→ Your goal
Copy out, from the entries below, each line holding the string "this".
[Data provided start]
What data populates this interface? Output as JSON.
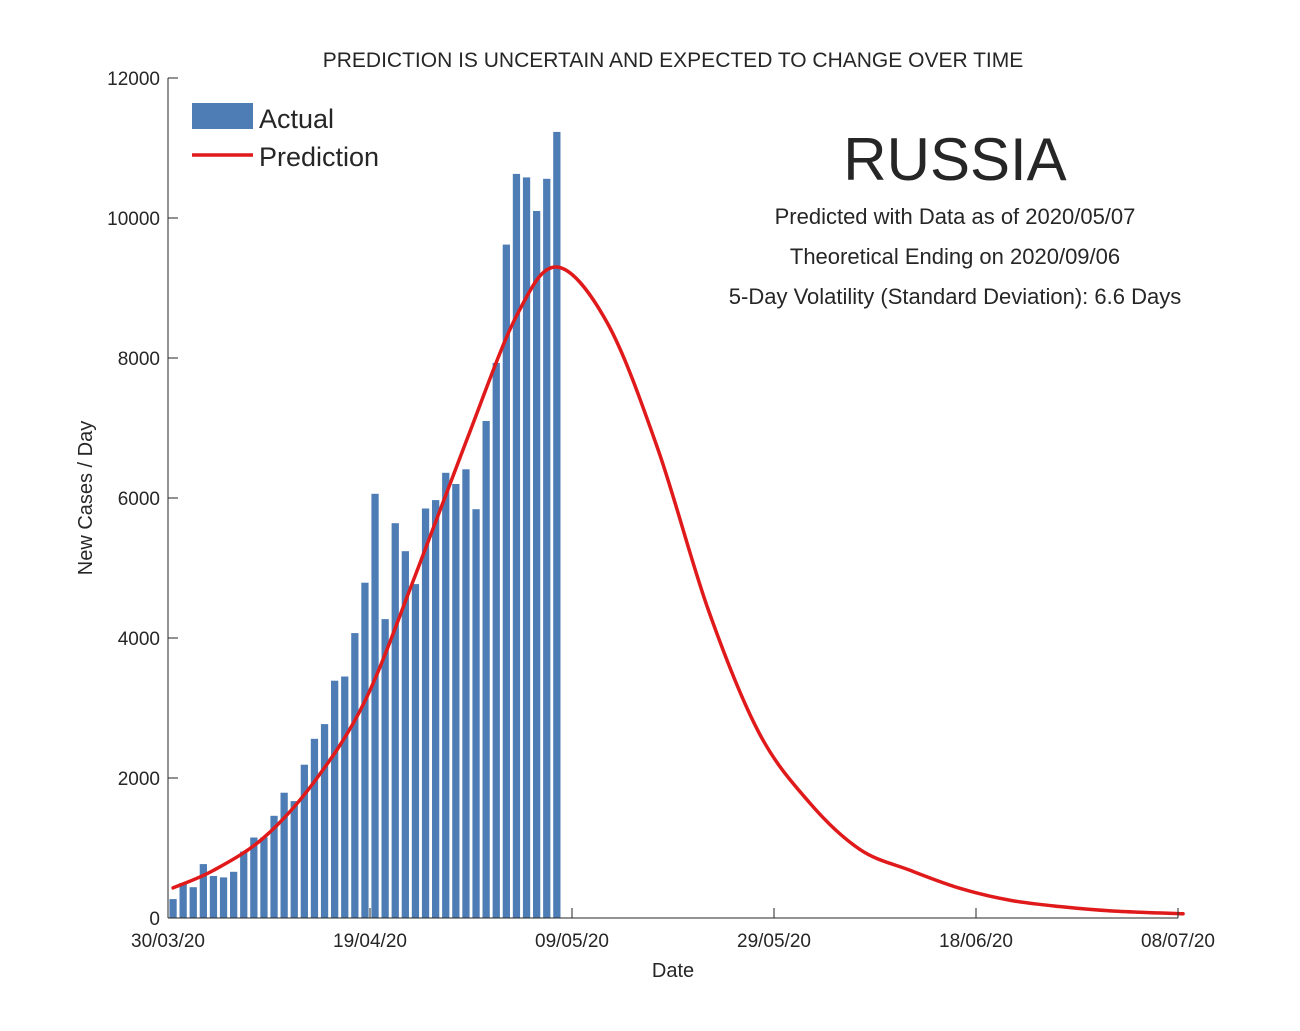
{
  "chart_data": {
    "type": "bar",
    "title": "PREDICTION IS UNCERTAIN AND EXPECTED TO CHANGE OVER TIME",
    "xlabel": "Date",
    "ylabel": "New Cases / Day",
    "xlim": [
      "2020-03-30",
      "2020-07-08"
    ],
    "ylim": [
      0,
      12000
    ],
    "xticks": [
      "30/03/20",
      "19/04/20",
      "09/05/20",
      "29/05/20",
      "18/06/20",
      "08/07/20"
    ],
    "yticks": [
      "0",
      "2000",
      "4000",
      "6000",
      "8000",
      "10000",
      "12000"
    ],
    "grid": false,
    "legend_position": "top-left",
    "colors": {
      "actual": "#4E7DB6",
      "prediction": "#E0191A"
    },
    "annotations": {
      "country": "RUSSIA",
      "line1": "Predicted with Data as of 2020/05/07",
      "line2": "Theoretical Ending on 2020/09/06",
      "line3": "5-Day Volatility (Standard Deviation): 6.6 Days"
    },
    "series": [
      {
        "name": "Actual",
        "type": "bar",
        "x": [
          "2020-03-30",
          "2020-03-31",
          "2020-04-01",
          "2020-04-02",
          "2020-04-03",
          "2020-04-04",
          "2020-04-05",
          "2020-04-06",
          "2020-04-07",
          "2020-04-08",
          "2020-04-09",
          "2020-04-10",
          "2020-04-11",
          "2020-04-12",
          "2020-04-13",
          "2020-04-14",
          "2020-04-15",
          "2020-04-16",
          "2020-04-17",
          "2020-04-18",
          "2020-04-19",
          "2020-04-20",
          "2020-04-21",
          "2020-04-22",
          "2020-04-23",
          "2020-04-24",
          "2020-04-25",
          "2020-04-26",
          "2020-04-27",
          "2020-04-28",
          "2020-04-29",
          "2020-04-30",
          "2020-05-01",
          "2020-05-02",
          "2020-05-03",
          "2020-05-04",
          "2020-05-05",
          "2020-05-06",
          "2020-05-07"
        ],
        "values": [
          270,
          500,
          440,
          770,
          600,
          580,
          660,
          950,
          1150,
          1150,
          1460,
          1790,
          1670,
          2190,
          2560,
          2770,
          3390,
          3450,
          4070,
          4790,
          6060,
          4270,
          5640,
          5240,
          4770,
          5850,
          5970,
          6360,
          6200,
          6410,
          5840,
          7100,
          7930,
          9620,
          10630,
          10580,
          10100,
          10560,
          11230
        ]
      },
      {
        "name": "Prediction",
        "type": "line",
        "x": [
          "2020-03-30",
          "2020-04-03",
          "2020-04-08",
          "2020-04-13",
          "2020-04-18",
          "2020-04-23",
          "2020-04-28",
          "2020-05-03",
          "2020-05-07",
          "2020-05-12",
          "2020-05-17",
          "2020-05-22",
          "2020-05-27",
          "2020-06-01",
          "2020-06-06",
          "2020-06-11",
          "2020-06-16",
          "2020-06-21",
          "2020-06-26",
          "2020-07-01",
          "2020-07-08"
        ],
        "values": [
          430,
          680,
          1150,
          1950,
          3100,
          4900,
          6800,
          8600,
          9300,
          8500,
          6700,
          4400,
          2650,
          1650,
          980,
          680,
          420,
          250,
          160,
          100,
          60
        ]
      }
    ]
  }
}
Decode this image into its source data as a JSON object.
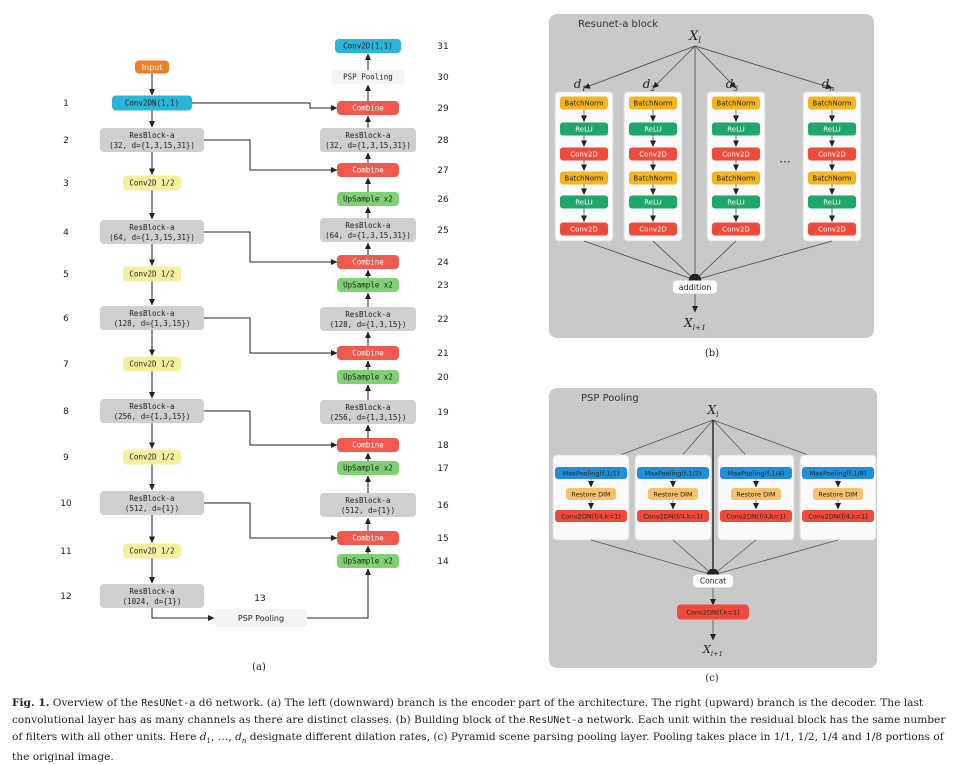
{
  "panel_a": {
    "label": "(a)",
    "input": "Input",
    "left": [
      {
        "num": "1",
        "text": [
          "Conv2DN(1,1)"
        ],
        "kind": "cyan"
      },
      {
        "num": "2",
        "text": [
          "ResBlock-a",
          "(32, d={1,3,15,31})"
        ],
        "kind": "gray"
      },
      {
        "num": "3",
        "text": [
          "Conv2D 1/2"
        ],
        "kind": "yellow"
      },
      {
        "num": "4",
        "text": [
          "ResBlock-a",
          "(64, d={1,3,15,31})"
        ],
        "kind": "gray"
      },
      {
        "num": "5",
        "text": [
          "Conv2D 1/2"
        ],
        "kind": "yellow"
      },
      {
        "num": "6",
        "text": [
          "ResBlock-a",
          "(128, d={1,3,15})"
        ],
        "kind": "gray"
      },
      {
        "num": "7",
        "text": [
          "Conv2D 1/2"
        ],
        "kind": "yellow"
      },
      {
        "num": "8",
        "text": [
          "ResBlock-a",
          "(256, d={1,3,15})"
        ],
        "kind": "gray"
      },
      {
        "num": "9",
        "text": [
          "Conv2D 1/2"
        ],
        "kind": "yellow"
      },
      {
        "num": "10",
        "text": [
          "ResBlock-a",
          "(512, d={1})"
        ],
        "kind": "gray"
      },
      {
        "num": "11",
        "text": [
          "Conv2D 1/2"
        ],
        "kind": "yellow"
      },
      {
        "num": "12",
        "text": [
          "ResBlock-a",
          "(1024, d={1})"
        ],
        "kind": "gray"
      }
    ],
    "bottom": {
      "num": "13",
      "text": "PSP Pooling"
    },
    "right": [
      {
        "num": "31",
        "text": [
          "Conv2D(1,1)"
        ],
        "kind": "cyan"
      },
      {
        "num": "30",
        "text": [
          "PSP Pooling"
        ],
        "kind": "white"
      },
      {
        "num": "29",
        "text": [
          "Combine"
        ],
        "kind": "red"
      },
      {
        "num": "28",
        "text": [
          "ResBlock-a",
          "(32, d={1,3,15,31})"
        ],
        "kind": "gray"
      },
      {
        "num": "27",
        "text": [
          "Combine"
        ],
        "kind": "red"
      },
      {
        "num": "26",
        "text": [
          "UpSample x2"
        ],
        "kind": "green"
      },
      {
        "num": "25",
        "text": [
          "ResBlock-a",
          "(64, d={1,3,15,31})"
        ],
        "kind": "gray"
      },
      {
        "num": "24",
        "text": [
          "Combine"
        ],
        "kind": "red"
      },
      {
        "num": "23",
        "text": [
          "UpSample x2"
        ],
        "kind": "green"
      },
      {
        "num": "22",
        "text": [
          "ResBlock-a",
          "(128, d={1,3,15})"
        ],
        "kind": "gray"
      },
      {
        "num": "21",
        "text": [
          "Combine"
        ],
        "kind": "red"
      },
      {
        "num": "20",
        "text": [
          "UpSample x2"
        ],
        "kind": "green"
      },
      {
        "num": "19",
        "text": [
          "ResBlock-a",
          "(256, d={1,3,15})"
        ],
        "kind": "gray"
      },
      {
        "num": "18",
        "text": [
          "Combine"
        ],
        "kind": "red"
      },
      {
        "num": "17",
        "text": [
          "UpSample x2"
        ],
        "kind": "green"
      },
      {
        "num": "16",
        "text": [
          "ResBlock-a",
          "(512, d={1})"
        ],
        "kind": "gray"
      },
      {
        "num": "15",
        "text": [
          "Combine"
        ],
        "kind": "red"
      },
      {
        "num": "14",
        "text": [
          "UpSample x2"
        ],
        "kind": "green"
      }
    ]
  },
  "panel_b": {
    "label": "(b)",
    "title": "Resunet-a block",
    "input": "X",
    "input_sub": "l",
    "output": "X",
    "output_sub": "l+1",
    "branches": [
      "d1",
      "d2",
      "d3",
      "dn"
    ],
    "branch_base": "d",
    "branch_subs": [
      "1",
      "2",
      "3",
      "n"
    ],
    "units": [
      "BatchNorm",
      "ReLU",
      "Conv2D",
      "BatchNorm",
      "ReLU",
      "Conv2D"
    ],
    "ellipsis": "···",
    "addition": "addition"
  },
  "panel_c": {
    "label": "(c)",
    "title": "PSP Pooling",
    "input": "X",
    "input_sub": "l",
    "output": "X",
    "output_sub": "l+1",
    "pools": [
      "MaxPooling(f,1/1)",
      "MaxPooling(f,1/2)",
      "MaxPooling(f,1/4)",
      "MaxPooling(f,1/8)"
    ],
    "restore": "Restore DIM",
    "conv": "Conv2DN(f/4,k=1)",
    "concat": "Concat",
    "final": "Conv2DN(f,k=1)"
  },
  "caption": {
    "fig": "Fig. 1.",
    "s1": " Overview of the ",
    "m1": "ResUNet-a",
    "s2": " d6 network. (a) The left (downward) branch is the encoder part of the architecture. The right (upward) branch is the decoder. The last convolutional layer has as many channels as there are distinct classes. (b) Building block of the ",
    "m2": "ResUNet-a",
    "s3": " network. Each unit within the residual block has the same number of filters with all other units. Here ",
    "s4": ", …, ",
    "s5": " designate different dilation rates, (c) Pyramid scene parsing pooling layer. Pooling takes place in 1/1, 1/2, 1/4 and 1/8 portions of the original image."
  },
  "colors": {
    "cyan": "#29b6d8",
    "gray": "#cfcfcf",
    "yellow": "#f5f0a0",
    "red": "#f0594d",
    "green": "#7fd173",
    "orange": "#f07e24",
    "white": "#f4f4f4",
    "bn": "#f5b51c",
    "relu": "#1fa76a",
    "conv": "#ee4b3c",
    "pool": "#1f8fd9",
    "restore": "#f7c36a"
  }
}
[Data provided end]
→ Expected answer
What data populates this interface? Output as JSON.
Decode this image into its source data as a JSON object.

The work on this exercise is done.